Problem to solve:
Copy out every line in which the string "arrow" occurs.

——————————

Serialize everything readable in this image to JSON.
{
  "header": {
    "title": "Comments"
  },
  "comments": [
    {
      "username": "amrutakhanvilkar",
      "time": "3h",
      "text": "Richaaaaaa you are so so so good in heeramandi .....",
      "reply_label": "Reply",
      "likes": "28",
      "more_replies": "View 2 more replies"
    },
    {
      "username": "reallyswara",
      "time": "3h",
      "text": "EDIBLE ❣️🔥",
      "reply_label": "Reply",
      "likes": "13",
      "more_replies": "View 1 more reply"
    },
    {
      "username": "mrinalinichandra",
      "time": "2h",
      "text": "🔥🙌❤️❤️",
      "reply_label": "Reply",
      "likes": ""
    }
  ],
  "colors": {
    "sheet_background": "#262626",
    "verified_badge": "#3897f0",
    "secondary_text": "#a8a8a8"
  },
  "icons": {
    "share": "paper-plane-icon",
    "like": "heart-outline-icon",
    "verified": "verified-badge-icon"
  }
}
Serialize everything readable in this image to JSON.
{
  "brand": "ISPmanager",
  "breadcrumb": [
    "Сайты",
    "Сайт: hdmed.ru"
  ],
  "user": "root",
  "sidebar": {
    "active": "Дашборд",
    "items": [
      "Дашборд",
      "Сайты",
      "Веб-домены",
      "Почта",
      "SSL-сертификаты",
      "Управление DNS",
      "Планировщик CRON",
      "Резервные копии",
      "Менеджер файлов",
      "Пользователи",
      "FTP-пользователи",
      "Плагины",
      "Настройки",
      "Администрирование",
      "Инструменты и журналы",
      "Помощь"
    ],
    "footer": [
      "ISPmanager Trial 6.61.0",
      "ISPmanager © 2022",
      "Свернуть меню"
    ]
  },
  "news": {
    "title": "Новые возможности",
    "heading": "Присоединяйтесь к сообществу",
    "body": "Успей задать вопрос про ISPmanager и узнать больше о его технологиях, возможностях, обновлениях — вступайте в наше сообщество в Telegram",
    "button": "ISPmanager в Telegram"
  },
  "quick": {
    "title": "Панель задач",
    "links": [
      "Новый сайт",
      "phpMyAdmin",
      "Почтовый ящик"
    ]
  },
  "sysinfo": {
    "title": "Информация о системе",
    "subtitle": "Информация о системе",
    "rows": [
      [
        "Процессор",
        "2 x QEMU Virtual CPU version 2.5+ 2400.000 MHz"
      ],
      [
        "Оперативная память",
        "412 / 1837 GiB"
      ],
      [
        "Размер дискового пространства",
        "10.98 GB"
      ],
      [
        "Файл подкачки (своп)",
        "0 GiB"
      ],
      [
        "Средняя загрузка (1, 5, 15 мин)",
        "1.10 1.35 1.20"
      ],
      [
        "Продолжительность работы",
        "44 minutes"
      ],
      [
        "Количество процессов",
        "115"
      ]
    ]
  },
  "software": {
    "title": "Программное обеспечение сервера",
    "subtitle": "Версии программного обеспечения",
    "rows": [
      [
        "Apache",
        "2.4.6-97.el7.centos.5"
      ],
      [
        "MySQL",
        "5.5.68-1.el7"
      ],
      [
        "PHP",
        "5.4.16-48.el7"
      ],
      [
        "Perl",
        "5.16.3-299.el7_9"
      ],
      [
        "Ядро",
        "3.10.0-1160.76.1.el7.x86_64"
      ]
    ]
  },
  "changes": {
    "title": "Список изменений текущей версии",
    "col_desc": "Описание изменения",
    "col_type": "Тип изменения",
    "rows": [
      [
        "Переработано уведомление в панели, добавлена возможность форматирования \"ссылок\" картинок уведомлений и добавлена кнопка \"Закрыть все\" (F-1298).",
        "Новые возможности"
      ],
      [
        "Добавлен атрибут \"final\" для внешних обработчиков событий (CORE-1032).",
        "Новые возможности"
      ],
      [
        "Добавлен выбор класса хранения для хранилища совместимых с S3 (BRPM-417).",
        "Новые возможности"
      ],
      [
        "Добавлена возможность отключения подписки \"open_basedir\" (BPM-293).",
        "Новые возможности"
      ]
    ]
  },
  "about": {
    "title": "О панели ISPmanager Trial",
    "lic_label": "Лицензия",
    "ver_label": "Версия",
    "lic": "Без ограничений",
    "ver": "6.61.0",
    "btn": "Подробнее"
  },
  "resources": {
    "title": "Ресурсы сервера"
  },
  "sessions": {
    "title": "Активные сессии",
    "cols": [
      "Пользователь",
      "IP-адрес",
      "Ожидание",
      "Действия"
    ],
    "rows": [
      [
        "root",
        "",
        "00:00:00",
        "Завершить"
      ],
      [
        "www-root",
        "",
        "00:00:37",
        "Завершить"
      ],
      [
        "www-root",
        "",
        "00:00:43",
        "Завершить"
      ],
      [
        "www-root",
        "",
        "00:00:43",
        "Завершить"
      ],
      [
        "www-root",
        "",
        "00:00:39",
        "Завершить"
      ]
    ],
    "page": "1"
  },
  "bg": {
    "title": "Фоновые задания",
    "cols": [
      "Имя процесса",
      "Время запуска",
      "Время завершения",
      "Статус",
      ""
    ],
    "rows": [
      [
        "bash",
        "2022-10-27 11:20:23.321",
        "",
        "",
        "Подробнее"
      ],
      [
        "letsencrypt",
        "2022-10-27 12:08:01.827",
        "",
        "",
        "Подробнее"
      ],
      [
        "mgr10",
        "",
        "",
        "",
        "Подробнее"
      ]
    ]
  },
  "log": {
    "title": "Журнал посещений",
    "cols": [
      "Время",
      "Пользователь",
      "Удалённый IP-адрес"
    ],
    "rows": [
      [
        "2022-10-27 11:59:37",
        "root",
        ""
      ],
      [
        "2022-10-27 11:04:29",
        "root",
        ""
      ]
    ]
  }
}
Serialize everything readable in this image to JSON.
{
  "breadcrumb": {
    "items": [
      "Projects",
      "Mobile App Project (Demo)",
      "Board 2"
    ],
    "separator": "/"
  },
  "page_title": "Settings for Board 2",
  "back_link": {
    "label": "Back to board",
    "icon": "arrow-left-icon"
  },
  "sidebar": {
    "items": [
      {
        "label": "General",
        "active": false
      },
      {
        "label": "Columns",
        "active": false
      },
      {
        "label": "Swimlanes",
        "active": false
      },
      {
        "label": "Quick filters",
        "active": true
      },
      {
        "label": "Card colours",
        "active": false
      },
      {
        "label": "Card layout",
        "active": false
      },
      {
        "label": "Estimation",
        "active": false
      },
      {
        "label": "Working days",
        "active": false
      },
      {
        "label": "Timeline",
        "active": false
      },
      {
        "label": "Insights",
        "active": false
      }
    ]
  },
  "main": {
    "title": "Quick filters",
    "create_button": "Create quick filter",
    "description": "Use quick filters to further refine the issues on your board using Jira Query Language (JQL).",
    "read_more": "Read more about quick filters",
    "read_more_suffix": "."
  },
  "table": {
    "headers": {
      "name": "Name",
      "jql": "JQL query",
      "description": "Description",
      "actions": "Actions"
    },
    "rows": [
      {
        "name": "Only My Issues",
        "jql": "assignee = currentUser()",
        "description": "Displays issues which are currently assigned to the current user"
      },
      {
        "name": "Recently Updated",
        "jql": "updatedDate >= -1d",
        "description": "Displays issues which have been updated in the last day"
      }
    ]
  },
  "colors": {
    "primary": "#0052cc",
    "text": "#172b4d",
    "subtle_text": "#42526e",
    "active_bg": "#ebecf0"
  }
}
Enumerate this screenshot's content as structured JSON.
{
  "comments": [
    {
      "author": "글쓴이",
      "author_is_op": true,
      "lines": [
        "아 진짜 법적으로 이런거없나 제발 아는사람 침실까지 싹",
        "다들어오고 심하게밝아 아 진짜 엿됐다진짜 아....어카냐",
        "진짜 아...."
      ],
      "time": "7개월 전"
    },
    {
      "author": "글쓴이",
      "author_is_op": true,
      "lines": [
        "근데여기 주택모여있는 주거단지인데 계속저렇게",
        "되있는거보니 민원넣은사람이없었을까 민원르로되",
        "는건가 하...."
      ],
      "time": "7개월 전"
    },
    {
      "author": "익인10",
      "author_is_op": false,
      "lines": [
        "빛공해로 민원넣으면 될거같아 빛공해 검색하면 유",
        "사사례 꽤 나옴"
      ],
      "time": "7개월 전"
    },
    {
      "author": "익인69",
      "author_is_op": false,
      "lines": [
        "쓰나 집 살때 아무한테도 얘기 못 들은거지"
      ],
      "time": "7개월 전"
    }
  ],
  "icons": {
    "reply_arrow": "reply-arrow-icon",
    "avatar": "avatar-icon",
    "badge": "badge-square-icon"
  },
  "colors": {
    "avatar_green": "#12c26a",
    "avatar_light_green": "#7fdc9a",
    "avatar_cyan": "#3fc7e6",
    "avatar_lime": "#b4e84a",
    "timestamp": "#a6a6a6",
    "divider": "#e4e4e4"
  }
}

——————————

Task solution:
    "icon": "arrow-left-icon"
    "reply_arrow": "reply-arrow-icon",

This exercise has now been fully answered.